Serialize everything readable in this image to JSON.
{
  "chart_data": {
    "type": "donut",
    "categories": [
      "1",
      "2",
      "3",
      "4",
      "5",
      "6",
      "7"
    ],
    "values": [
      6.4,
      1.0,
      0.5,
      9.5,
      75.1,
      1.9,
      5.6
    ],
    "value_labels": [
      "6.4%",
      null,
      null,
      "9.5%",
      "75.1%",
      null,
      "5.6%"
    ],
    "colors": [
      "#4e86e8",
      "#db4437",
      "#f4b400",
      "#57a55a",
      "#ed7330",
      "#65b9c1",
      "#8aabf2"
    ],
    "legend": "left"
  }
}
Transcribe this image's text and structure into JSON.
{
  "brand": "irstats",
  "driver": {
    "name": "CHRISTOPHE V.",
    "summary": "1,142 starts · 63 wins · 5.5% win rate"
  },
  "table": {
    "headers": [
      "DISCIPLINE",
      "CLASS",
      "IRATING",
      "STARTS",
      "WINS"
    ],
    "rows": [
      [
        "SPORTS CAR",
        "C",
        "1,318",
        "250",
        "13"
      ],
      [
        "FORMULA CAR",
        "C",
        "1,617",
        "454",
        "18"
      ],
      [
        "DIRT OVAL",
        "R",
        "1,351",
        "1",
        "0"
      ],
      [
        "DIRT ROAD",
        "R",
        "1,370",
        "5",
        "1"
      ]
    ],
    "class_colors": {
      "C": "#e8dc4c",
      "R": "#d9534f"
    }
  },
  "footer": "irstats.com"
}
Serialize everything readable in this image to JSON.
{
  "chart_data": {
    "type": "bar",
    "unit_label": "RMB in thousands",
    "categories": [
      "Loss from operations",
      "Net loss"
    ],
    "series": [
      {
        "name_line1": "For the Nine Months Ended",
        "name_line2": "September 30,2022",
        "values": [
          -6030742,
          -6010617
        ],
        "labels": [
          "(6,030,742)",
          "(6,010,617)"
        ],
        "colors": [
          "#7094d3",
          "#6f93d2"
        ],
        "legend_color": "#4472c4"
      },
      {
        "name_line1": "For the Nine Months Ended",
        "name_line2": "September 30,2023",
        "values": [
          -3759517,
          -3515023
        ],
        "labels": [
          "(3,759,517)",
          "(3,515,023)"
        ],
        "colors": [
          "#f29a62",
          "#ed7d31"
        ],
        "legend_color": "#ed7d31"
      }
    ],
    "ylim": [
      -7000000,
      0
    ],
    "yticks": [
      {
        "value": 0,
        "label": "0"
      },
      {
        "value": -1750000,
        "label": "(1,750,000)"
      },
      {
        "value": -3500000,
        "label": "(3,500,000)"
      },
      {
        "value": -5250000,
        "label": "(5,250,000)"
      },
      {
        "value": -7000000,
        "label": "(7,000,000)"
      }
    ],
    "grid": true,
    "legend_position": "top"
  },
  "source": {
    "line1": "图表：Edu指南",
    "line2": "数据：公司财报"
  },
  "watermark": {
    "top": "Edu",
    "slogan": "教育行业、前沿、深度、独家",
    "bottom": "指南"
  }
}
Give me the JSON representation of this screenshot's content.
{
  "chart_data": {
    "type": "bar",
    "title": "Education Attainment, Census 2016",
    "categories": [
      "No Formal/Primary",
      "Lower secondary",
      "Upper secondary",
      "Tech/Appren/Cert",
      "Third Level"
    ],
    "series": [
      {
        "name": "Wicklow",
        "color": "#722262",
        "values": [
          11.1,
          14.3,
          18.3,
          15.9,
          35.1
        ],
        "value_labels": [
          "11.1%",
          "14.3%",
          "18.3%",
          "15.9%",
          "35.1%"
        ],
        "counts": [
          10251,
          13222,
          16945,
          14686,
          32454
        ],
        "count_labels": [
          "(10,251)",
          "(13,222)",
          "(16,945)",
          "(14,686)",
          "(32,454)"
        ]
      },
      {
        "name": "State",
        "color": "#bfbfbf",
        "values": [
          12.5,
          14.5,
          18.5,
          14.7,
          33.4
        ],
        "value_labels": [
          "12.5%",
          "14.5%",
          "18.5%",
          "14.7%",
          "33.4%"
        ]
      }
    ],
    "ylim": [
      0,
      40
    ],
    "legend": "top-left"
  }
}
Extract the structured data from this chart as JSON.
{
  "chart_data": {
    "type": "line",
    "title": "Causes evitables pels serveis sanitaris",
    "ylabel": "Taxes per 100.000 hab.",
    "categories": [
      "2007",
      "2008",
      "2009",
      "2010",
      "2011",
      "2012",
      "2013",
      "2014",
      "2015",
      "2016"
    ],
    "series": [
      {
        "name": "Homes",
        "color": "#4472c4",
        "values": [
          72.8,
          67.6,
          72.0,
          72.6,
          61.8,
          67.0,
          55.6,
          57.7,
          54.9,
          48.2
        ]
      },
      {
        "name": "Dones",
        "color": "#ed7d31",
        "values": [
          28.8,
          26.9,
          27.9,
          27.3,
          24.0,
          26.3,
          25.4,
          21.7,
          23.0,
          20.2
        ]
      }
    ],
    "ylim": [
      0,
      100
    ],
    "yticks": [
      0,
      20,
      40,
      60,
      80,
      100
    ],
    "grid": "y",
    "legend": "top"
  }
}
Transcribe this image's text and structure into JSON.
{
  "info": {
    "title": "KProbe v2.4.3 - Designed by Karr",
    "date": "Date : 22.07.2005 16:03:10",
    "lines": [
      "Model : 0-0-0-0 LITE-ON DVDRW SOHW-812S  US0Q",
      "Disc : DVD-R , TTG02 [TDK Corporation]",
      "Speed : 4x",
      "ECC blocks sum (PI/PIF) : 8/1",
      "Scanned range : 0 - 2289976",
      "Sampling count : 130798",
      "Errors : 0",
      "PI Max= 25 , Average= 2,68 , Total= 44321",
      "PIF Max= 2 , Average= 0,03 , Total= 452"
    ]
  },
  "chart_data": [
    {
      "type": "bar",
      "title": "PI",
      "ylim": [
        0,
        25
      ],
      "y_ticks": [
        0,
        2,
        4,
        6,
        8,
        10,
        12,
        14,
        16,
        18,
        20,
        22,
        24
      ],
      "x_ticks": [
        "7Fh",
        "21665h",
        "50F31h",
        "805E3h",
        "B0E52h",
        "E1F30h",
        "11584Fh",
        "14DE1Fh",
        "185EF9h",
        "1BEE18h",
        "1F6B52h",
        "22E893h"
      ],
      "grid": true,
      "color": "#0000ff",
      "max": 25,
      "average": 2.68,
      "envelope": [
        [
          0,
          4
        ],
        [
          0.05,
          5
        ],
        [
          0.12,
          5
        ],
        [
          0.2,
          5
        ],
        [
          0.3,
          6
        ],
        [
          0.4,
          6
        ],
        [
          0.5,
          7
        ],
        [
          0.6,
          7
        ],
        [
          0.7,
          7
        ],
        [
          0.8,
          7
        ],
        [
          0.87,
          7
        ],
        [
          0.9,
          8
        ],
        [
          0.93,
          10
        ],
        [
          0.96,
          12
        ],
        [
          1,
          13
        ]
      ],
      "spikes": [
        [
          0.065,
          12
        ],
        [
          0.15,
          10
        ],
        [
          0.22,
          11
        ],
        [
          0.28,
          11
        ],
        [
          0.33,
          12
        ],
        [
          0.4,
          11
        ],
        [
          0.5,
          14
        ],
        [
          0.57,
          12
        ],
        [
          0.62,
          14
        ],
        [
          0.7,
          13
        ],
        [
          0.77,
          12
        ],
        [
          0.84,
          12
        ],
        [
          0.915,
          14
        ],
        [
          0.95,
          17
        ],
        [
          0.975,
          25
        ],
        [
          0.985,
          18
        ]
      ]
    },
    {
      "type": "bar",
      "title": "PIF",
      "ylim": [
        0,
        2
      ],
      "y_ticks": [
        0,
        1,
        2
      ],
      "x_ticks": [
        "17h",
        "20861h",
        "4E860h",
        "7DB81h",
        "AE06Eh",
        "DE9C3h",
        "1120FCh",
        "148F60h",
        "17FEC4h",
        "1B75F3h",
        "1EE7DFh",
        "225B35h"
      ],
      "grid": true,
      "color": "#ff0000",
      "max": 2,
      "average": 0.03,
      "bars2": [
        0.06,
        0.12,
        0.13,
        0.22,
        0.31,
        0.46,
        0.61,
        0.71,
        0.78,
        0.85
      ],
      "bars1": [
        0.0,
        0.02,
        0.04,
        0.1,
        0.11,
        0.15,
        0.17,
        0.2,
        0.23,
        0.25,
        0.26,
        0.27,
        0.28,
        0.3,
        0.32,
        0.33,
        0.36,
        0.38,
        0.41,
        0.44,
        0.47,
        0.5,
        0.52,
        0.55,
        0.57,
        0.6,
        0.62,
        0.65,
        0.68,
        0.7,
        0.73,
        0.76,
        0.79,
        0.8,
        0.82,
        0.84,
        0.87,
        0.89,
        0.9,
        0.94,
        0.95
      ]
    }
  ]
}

**Task prompt**
Looking at the data above, how many lines hold the word "from"? Respond with the number alone.

**Answer for this exercise**
2